(Task objective) All entries must be repeated exactly; do not include the pictures.

* start Dataset rows *

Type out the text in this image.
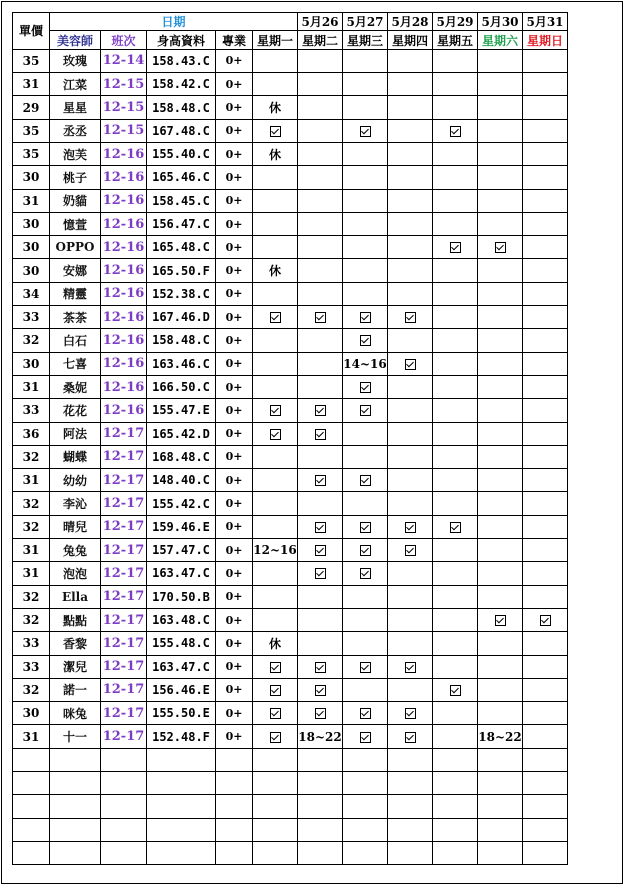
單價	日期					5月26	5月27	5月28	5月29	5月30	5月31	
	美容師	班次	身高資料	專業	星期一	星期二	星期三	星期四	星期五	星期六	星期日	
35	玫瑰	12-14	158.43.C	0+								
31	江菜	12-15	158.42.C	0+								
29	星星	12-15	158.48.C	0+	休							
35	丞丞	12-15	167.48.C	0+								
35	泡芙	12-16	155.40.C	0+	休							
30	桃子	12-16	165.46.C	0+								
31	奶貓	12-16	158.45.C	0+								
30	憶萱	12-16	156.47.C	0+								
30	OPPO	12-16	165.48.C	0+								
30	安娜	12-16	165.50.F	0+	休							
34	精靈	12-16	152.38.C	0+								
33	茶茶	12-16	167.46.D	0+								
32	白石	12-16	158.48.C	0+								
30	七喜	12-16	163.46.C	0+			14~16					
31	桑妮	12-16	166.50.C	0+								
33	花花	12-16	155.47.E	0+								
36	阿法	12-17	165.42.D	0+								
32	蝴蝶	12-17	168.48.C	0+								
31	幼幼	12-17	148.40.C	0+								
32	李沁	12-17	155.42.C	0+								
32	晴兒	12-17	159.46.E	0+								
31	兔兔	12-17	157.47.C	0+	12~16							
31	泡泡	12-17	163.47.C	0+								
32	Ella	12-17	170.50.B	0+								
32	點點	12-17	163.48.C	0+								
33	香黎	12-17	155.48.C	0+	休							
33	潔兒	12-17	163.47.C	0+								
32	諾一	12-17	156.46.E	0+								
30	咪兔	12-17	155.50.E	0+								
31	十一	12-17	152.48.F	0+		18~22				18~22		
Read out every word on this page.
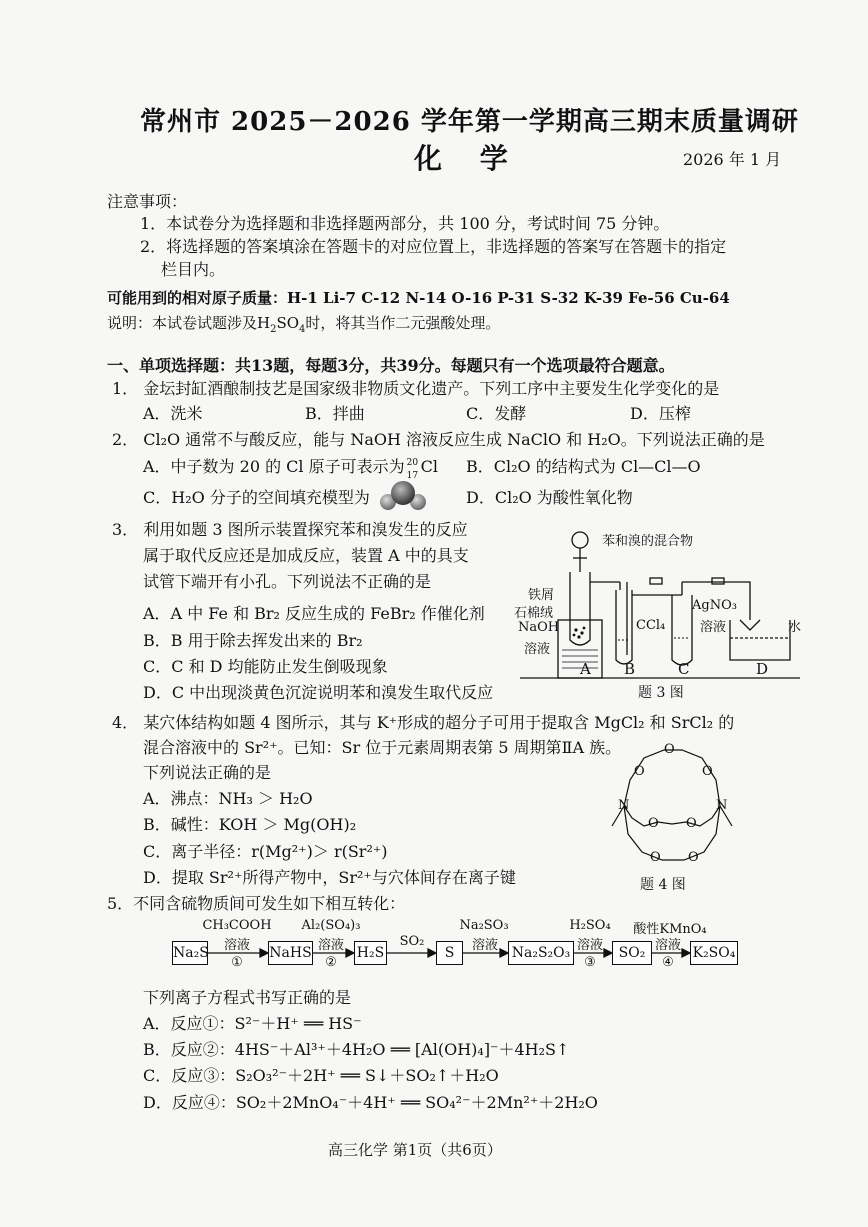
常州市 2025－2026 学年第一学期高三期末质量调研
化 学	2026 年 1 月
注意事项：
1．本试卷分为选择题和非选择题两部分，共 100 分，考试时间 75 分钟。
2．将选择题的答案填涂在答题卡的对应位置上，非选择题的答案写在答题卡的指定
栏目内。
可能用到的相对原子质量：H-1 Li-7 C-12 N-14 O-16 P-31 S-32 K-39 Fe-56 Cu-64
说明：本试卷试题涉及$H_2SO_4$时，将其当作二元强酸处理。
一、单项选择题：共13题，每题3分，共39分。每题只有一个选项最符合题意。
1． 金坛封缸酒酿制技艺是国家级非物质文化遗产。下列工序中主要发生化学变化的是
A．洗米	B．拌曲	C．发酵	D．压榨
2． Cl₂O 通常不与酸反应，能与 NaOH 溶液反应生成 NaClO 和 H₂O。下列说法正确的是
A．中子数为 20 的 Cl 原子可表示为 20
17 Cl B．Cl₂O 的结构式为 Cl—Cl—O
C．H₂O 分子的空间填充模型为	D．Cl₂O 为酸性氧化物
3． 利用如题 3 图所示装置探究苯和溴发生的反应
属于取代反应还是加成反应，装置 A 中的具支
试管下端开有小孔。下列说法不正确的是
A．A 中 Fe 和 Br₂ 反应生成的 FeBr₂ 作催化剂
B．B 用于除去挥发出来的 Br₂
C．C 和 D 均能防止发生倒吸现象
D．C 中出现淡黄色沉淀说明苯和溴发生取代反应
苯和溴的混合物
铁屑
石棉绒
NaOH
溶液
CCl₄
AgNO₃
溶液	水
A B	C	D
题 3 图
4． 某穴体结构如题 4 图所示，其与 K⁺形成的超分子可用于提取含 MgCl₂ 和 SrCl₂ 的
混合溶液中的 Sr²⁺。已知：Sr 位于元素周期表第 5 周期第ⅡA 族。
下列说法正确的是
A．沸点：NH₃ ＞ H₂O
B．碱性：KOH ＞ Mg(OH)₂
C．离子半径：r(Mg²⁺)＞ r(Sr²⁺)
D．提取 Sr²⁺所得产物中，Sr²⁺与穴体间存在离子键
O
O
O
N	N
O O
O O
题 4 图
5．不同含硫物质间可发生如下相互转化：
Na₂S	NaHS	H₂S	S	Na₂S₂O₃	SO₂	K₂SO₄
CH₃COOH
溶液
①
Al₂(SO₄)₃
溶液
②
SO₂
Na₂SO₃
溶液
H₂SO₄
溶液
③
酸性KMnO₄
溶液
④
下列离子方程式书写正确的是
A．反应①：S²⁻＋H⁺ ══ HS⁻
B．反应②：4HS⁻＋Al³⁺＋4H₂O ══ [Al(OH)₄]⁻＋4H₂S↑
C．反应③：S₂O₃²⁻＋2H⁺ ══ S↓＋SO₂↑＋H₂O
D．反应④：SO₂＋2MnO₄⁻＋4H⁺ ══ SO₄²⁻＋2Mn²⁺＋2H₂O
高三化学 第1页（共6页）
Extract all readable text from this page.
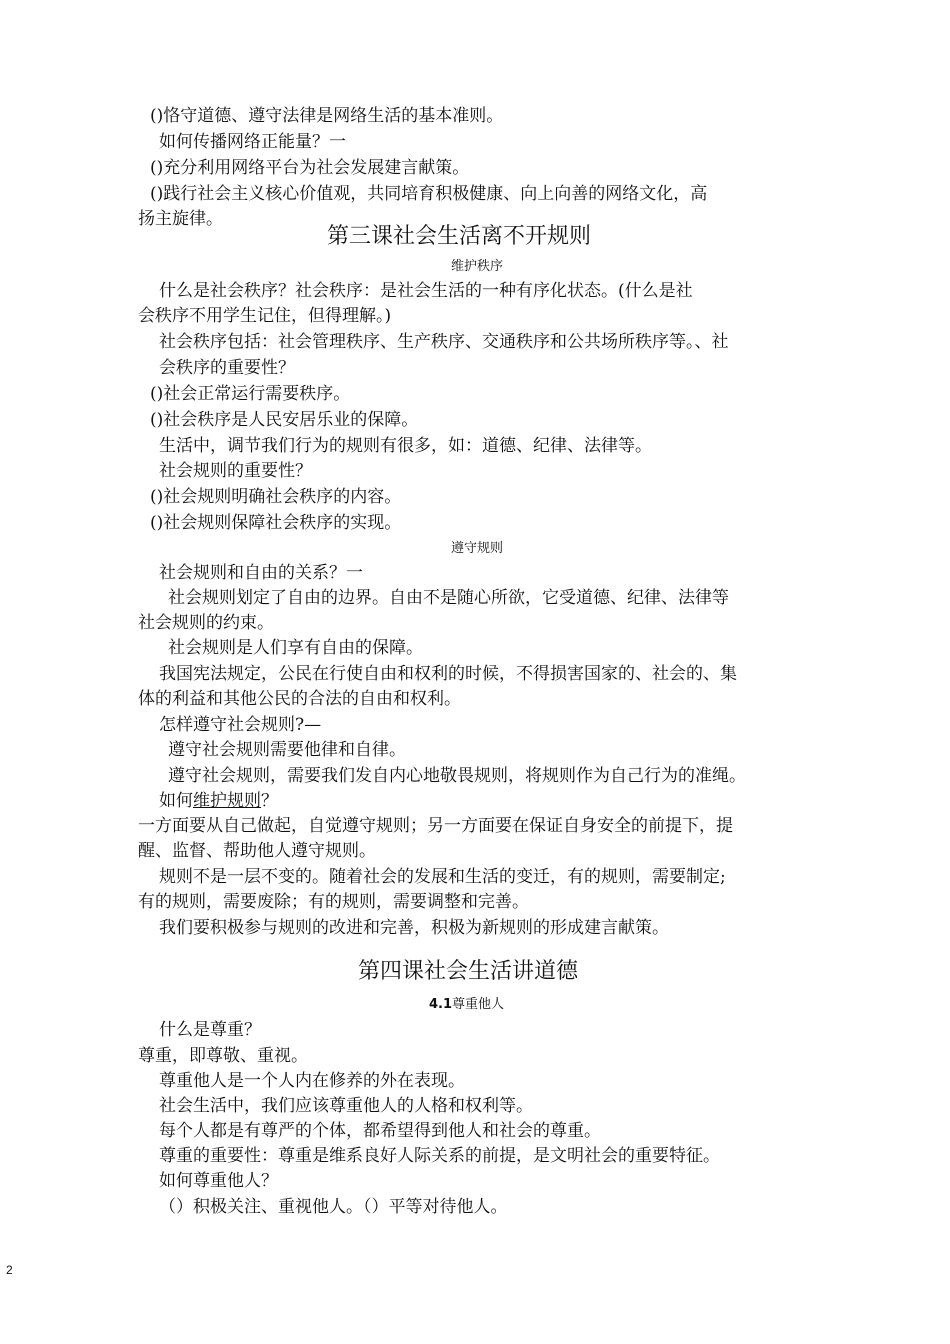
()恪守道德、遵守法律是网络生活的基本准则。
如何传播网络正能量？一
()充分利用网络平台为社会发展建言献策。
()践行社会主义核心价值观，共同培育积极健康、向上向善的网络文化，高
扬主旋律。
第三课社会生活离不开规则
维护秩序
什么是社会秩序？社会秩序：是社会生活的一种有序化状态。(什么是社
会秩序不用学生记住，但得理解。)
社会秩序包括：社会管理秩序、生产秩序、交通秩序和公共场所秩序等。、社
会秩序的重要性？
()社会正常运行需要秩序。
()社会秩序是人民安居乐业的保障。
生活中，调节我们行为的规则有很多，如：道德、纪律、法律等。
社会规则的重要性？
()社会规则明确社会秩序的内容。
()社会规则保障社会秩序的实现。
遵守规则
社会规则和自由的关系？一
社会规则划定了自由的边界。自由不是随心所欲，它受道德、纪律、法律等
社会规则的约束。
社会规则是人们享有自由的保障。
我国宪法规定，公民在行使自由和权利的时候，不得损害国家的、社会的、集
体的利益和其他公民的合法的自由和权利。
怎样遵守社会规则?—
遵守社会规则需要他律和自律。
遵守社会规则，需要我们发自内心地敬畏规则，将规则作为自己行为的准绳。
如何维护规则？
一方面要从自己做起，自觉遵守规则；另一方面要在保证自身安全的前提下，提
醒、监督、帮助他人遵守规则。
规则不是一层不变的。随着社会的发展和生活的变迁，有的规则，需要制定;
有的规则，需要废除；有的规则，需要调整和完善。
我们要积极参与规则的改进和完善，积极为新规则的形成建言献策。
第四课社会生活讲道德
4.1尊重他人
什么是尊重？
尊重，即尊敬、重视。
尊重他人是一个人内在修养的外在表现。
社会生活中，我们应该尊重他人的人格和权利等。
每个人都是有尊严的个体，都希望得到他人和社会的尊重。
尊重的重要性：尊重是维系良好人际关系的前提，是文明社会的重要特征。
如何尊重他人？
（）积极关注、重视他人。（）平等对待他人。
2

* end Dataset rows *

(The output)
Type out the text in this image.
單價	日期					5月26	5月27	5月28	5月29	5月30	5月31	
	美容師	班次	身高資料	專業	星期一	星期二	星期三	星期四	星期五	星期六	星期日	
35	玫瑰	12-14	158.43.C	0+								
31	江菜	12-15	158.42.C	0+								
29	星星	12-15	158.48.C	0+	休							
35	丞丞	12-15	167.48.C	0+								
35	泡芙	12-16	155.40.C	0+	休							
30	桃子	12-16	165.46.C	0+								
31	奶貓	12-16	158.45.C	0+								
30	憶萱	12-16	156.47.C	0+								
30	OPPO	12-16	165.48.C	0+								
30	安娜	12-16	165.50.F	0+	休							
34	精靈	12-16	152.38.C	0+								
33	茶茶	12-16	167.46.D	0+								
32	白石	12-16	158.48.C	0+								
30	七喜	12-16	163.46.C	0+			14~16					
31	桑妮	12-16	166.50.C	0+								
33	花花	12-16	155.47.E	0+								
36	阿法	12-17	165.42.D	0+								
32	蝴蝶	12-17	168.48.C	0+								
31	幼幼	12-17	148.40.C	0+								
32	李沁	12-17	155.42.C	0+								
32	晴兒	12-17	159.46.E	0+								
31	兔兔	12-17	157.47.C	0+	12~16							
31	泡泡	12-17	163.47.C	0+								
32	Ella	12-17	170.50.B	0+								
32	點點	12-17	163.48.C	0+								
33	香黎	12-17	155.48.C	0+	休							
33	潔兒	12-17	163.47.C	0+								
32	諾一	12-17	156.46.E	0+								
30	咪兔	12-17	155.50.E	0+								
31	十一	12-17	152.48.F	0+		18~22				18~22		
Read out every word on this page.
常州市 2025－2026 学年第一学期高三期末质量调研
化 学	2026 年 1 月
注意事项：
1．本试卷分为选择题和非选择题两部分，共 100 分，考试时间 75 分钟。
2．将选择题的答案填涂在答题卡的对应位置上，非选择题的答案写在答题卡的指定
栏目内。
可能用到的相对原子质量：H-1 Li-7 C-12 N-14 O-16 P-31 S-32 K-39 Fe-56 Cu-64
说明：本试卷试题涉及$H_2SO_4$时，将其当作二元强酸处理。
一、单项选择题：共13题，每题3分，共39分。每题只有一个选项最符合题意。
1． 金坛封缸酒酿制技艺是国家级非物质文化遗产。下列工序中主要发生化学变化的是
A．洗米	B．拌曲	C．发酵	D．压榨
2． Cl₂O 通常不与酸反应，能与 NaOH 溶液反应生成 NaClO 和 H₂O。下列说法正确的是
A．中子数为 20 的 Cl 原子可表示为 20
17 Cl B．Cl₂O 的结构式为 Cl—Cl—O
C．H₂O 分子的空间填充模型为	D．Cl₂O 为酸性氧化物
3． 利用如题 3 图所示装置探究苯和溴发生的反应
属于取代反应还是加成反应，装置 A 中的具支
试管下端开有小孔。下列说法不正确的是
A．A 中 Fe 和 Br₂ 反应生成的 FeBr₂ 作催化剂
B．B 用于除去挥发出来的 Br₂
C．C 和 D 均能防止发生倒吸现象
D．C 中出现淡黄色沉淀说明苯和溴发生取代反应
苯和溴的混合物
铁屑
石棉绒
NaOH
溶液
CCl₄
AgNO₃
溶液	水
A B	C	D
题 3 图
4． 某穴体结构如题 4 图所示，其与 K⁺形成的超分子可用于提取含 MgCl₂ 和 SrCl₂ 的
混合溶液中的 Sr²⁺。已知：Sr 位于元素周期表第 5 周期第ⅡA 族。
下列说法正确的是
A．沸点：NH₃ ＞ H₂O
B．碱性：KOH ＞ Mg(OH)₂
C．离子半径：r(Mg²⁺)＞ r(Sr²⁺)
D．提取 Sr²⁺所得产物中，Sr²⁺与穴体间存在离子键
O
O
O
N	N
O O
O O
题 4 图
5．不同含硫物质间可发生如下相互转化：
Na₂S	NaHS	H₂S	S	Na₂S₂O₃	SO₂	K₂SO₄
CH₃COOH
溶液
①
Al₂(SO₄)₃
溶液
②
SO₂
Na₂SO₃
溶液
H₂SO₄
溶液
③
酸性KMnO₄
溶液
④
下列离子方程式书写正确的是
A．反应①：S²⁻＋H⁺ ══ HS⁻
B．反应②：4HS⁻＋Al³⁺＋4H₂O ══ [Al(OH)₄]⁻＋4H₂S↑
C．反应③：S₂O₃²⁻＋2H⁺ ══ S↓＋SO₂↑＋H₂O
D．反应④：SO₂＋2MnO₄⁻＋4H⁺ ══ SO₄²⁻＋2Mn²⁺＋2H₂O
高三化学 第1页（共6页）
Extract all readable text from this page.
()恪守道德、遵守法律是网络生活的基本准则。
如何传播网络正能量？一
()充分利用网络平台为社会发展建言献策。
()践行社会主义核心价值观，共同培育积极健康、向上向善的网络文化，高
扬主旋律。
第三课社会生活离不开规则
维护秩序
什么是社会秩序？社会秩序：是社会生活的一种有序化状态。(什么是社
会秩序不用学生记住，但得理解。)
社会秩序包括：社会管理秩序、生产秩序、交通秩序和公共场所秩序等。、社
会秩序的重要性？
()社会正常运行需要秩序。
()社会秩序是人民安居乐业的保障。
生活中，调节我们行为的规则有很多，如：道德、纪律、法律等。
社会规则的重要性？
()社会规则明确社会秩序的内容。
()社会规则保障社会秩序的实现。
遵守规则
社会规则和自由的关系？一
社会规则划定了自由的边界。自由不是随心所欲，它受道德、纪律、法律等
社会规则的约束。
社会规则是人们享有自由的保障。
我国宪法规定，公民在行使自由和权利的时候，不得损害国家的、社会的、集
体的利益和其他公民的合法的自由和权利。
怎样遵守社会规则?—
遵守社会规则需要他律和自律。
遵守社会规则，需要我们发自内心地敬畏规则，将规则作为自己行为的准绳。
如何维护规则？
一方面要从自己做起，自觉遵守规则；另一方面要在保证自身安全的前提下，提
醒、监督、帮助他人遵守规则。
规则不是一层不变的。随着社会的发展和生活的变迁，有的规则，需要制定;
有的规则，需要废除；有的规则，需要调整和完善。
我们要积极参与规则的改进和完善，积极为新规则的形成建言献策。
第四课社会生活讲道德
4.1尊重他人
什么是尊重？
尊重，即尊敬、重视。
尊重他人是一个人内在修养的外在表现。
社会生活中，我们应该尊重他人的人格和权利等。
每个人都是有尊严的个体，都希望得到他人和社会的尊重。
尊重的重要性：尊重是维系良好人际关系的前提，是文明社会的重要特征。
如何尊重他人？
（）积极关注、重视他人。（）平等对待他人。
2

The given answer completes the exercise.